TASK REQUIREMENTS ->
From the entries below, copy every line that holds the word "potential".

STORED ROWS ->
* * * * * * * * *

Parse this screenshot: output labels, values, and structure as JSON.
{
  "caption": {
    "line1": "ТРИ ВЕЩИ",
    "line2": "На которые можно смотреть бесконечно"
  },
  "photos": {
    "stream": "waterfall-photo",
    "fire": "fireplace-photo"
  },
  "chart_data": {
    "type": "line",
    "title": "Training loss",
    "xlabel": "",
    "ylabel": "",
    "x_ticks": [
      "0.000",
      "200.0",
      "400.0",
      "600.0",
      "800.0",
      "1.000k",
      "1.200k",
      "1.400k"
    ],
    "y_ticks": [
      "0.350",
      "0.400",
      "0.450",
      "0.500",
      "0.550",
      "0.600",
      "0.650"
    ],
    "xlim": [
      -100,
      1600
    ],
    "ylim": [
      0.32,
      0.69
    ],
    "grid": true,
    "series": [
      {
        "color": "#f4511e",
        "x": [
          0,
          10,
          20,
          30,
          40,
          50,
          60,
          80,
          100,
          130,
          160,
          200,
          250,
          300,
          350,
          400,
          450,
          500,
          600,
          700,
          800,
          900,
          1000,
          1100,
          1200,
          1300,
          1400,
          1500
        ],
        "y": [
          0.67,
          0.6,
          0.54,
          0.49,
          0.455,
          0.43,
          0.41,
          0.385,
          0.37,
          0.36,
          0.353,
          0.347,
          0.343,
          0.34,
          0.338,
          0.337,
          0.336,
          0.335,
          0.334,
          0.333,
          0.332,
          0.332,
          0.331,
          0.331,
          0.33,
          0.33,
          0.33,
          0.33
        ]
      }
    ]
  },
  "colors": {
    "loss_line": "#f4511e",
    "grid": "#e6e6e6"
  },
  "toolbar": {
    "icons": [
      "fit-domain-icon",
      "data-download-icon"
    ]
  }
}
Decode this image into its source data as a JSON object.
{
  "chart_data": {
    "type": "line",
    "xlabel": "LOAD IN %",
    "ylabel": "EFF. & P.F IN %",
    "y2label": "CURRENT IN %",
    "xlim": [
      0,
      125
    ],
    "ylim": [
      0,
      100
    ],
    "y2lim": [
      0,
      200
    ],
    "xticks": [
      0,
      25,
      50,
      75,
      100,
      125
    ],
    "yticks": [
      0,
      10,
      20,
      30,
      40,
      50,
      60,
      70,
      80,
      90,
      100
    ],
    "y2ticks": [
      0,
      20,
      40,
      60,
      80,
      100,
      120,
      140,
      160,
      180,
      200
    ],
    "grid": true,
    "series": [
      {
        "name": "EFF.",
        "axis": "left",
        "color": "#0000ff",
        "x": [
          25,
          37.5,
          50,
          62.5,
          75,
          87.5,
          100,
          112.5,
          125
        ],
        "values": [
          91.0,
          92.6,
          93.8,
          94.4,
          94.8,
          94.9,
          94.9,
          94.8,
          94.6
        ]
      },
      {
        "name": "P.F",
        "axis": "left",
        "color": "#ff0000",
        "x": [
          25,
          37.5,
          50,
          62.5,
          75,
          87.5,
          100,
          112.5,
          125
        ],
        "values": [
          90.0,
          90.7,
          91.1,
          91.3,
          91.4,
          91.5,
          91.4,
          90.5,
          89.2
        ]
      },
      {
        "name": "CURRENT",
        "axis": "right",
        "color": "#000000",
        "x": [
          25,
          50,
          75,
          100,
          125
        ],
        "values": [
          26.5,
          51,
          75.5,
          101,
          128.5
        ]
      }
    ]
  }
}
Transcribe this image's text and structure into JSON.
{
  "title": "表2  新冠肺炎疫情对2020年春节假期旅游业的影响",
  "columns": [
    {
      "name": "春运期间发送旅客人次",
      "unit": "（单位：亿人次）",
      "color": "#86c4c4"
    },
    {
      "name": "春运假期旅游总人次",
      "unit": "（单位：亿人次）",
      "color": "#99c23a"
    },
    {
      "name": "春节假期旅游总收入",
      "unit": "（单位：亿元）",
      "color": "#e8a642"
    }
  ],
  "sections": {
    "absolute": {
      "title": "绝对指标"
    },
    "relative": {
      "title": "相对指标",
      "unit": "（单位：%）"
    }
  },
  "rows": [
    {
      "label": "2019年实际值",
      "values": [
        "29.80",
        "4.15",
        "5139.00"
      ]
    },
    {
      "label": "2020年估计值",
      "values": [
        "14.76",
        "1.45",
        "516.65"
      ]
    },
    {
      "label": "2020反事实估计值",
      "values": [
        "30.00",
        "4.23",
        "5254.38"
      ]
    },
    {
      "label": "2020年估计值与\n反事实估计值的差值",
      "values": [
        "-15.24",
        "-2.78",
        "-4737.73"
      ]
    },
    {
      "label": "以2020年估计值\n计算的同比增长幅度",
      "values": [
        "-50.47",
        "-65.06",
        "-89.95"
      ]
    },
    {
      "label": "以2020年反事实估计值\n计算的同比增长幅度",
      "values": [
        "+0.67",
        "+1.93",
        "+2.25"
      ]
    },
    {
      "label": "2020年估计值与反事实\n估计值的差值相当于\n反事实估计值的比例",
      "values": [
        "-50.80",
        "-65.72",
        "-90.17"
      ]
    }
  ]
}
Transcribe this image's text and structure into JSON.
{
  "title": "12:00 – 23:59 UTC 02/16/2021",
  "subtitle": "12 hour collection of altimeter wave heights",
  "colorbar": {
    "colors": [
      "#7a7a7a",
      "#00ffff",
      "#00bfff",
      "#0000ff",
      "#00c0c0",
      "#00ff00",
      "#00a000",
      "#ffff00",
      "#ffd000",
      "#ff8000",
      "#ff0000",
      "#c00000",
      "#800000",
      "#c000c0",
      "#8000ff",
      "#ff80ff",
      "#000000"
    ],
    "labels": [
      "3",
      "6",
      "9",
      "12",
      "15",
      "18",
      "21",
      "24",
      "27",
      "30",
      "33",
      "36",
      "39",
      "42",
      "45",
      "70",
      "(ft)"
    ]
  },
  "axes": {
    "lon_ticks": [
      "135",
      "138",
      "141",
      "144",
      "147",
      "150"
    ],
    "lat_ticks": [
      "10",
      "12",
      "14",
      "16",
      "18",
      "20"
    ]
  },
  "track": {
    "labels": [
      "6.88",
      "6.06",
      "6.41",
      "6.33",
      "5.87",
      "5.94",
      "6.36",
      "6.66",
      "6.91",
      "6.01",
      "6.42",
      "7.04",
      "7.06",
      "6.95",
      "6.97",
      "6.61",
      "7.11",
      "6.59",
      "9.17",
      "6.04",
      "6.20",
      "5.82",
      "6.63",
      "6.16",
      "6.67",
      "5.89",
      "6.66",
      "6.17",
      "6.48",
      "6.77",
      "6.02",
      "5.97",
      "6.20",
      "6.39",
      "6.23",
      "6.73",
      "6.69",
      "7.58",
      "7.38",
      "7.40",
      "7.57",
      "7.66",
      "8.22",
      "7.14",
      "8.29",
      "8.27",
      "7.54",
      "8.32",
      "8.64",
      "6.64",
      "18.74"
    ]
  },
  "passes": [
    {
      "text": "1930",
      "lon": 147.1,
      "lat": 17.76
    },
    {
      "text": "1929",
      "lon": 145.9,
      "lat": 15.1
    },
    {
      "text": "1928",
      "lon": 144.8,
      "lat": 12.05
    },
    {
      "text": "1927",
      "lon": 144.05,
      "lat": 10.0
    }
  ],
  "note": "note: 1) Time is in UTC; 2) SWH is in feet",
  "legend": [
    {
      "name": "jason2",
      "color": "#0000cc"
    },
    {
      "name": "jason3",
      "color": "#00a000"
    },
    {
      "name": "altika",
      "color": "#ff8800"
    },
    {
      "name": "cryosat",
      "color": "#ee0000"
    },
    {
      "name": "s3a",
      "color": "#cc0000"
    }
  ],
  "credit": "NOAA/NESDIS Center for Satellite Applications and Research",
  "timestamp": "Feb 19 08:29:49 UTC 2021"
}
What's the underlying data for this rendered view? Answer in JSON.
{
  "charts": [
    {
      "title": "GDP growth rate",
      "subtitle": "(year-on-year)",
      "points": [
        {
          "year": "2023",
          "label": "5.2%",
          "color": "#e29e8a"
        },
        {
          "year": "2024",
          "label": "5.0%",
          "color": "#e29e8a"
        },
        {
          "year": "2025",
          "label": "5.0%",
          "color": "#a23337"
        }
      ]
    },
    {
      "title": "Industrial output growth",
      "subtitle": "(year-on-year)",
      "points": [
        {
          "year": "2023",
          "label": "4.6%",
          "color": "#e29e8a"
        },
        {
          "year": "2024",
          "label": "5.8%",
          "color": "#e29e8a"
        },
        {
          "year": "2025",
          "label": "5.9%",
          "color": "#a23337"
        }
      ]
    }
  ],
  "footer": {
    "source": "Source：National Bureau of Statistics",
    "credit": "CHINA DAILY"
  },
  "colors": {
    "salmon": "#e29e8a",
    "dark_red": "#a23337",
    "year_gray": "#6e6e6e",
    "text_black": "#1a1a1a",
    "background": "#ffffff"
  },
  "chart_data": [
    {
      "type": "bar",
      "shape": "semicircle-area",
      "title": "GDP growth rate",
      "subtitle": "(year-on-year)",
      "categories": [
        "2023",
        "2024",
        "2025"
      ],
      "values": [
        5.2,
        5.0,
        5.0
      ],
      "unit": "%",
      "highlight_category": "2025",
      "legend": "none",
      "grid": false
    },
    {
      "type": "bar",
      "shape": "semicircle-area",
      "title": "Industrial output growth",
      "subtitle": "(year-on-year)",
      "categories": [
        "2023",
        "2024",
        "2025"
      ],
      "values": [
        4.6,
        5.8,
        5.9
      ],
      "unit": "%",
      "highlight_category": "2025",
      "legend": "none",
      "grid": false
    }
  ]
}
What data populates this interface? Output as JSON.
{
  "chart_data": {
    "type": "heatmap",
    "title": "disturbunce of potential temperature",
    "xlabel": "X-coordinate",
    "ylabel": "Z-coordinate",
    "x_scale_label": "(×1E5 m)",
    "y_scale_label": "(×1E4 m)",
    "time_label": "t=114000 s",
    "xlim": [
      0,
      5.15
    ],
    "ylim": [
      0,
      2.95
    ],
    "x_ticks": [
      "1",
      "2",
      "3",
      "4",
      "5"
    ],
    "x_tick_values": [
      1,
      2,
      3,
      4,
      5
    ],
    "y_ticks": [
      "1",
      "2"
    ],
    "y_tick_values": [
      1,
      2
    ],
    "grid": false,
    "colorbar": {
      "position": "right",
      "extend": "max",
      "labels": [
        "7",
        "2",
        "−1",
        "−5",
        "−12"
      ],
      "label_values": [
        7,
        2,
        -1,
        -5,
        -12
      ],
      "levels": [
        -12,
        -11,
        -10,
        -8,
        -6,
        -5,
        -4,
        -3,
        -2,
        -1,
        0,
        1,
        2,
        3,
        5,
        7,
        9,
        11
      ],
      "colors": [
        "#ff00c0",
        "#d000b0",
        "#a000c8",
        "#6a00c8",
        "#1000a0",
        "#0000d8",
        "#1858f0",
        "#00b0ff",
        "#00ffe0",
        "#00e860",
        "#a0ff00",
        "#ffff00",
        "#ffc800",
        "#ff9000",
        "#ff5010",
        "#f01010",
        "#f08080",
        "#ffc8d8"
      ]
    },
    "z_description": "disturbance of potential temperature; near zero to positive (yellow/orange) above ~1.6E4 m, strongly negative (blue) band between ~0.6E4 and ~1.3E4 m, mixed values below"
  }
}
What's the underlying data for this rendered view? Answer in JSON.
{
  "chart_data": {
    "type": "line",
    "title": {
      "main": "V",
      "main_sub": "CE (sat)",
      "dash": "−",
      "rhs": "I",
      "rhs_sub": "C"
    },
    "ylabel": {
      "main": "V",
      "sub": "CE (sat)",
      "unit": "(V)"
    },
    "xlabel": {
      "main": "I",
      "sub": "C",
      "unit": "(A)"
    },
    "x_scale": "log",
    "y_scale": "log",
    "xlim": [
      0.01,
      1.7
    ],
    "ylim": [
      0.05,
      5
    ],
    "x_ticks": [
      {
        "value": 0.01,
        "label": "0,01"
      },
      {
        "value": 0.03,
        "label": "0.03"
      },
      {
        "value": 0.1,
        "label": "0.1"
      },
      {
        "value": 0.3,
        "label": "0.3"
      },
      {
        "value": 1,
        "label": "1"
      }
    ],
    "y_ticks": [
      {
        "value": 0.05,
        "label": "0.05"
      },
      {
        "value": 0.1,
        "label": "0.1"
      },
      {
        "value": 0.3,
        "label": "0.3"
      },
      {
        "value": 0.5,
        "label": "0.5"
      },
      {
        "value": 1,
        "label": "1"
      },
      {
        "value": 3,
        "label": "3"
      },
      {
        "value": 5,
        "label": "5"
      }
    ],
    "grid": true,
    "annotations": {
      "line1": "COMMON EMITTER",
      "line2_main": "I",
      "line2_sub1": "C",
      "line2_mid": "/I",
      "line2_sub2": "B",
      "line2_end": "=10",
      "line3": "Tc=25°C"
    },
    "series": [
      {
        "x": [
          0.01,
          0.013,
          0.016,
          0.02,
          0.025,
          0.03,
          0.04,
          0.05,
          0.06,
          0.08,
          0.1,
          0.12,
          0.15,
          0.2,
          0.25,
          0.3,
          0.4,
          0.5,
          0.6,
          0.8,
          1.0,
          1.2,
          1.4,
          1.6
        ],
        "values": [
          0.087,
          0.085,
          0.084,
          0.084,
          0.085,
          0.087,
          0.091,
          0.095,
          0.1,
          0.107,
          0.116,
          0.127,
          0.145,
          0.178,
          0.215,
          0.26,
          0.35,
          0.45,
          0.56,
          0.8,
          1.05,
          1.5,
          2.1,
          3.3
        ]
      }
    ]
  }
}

* * * * * * * * *

TASK RESULT ->
    "title": "disturbunce of potential temperature",
    "z_description": "disturbance of potential temperature; near zero to positive (yellow/orange) above ~1.6E4 m, strongly negative (blue) band between ~0.6E4 and ~1.3E4 m, mixed values below"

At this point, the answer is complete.